Exercise brief:
Copy out every record below, word for word.

* START Given information *

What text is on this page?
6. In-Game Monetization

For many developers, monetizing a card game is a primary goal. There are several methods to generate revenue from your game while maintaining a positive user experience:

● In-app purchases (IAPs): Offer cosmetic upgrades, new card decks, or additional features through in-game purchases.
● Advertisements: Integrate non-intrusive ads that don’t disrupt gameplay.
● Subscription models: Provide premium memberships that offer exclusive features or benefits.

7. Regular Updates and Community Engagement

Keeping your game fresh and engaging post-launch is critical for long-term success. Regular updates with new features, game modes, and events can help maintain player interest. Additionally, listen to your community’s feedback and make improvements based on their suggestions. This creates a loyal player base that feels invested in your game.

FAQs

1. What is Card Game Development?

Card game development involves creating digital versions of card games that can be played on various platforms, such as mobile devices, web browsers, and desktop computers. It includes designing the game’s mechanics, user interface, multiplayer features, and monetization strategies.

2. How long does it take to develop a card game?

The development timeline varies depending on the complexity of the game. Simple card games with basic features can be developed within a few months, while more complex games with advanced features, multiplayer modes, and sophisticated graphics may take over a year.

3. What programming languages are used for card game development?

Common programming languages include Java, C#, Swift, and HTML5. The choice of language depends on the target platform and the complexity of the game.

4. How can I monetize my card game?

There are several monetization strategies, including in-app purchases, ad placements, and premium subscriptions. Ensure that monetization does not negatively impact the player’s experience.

* END Given information *

Result below:
What text is on this page?
6. In-Game Monetization

For many developers, monetizing a card game is a primary goal. There are several methods to generate revenue from your game while maintaining a positive user experience:

● In-app purchases (IAPs): Offer cosmetic upgrades, new card decks, or additional features through in-game purchases.
● Advertisements: Integrate non-intrusive ads that don’t disrupt gameplay.
● Subscription models: Provide premium memberships that offer exclusive features or benefits.

7. Regular Updates and Community Engagement

Keeping your game fresh and engaging post-launch is critical for long-term success. Regular updates with new features, game modes, and events can help maintain player interest. Additionally, listen to your community’s feedback and make improvements based on their suggestions. This creates a loyal player base that feels invested in your game.

FAQs

1. What is Card Game Development?

Card game development involves creating digital versions of card games that can be played on various platforms, such as mobile devices, web browsers, and desktop computers. It includes designing the game’s mechanics, user interface, multiplayer features, and monetization strategies.

2. How long does it take to develop a card game?

The development timeline varies depending on the complexity of the game. Simple card games with basic features can be developed within a few months, while more complex games with advanced features, multiplayer modes, and sophisticated graphics may take over a year.

3. What programming languages are used for card game development?

Common programming languages include Java, C#, Swift, and HTML5. The choice of language depends on the target platform and the complexity of the game.

4. How can I monetize my card game?

There are several monetization strategies, including in-app purchases, ad placements, and premium subscriptions. Ensure that monetization does not negatively impact the player’s experience.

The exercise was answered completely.